TO DO: In the entries below, find every line holding the string "High" and collect it.

━━━━━━

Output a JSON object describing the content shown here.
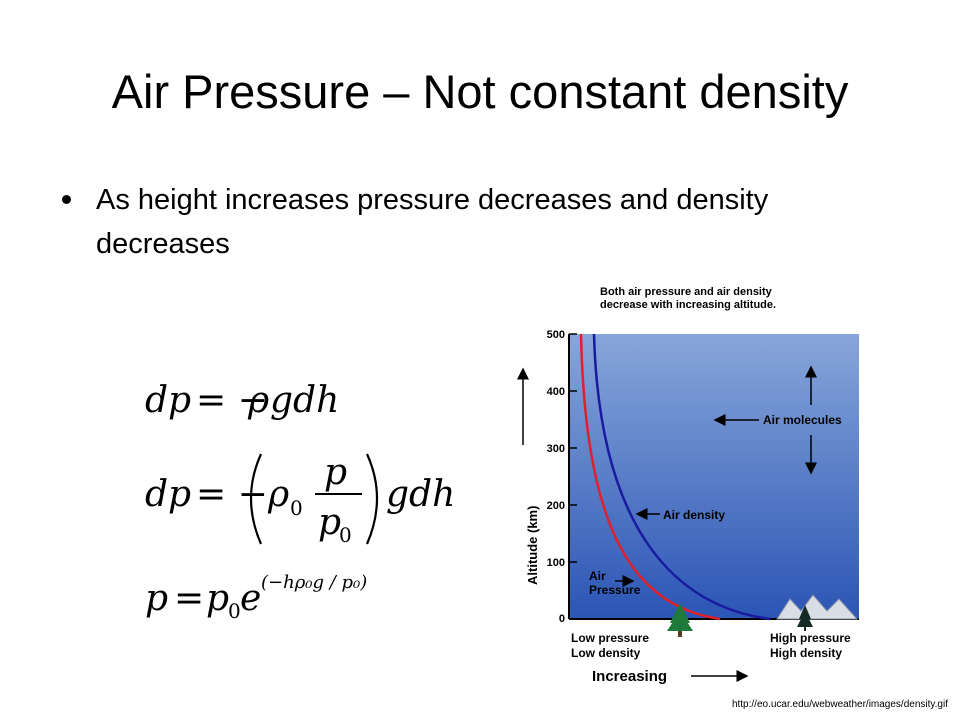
{
  "slide": {
    "title": "Air Pressure – Not constant density",
    "bullets": [
      "As height increases pressure decreases and density decreases"
    ]
  },
  "equations": {
    "eq1": {
      "lhs": "dp",
      "rhs_sign": "= −",
      "rho": "ρ",
      "rest": "gdh"
    },
    "eq2": {
      "lhs": "dp",
      "rhs_sign": "= −",
      "rho": "ρ",
      "rho_sub": "0",
      "num": "p",
      "den": "p",
      "den_sub": "0",
      "rest": "gdh"
    },
    "eq3": {
      "lhs": "p",
      "eq": "=",
      "p": "p",
      "p_sub": "0",
      "e": "e",
      "exponent": "(−hρ₀g / p₀)"
    }
  },
  "figure": {
    "caption_line1": "Both air pressure and air density",
    "caption_line2": "decrease with increasing altitude.",
    "y_axis_label": "Altitude (km)",
    "y_ticks": [
      "0",
      "100",
      "200",
      "300",
      "400",
      "500"
    ],
    "labels": {
      "air_molecules": "Air molecules",
      "air_density": "Air density",
      "air_pressure_1": "Air",
      "air_pressure_2": "Pressure",
      "low_1": "Low pressure",
      "low_2": "Low density",
      "high_1": "High pressure",
      "high_2": "High density",
      "increasing": "Increasing"
    },
    "colors": {
      "sky_top": "#7fa0d8",
      "sky_bottom": "#2e5ab8",
      "pressure_curve": "#e0202a",
      "density_curve": "#1a1aa0",
      "tree": "#1e7a3a"
    }
  },
  "source_url": "http://eo.ucar.edu/webweather/images/density.gif"
}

━━━━━━

CORRECT RESULT:
      "high_1": "High pressure",
      "high_2": "High density",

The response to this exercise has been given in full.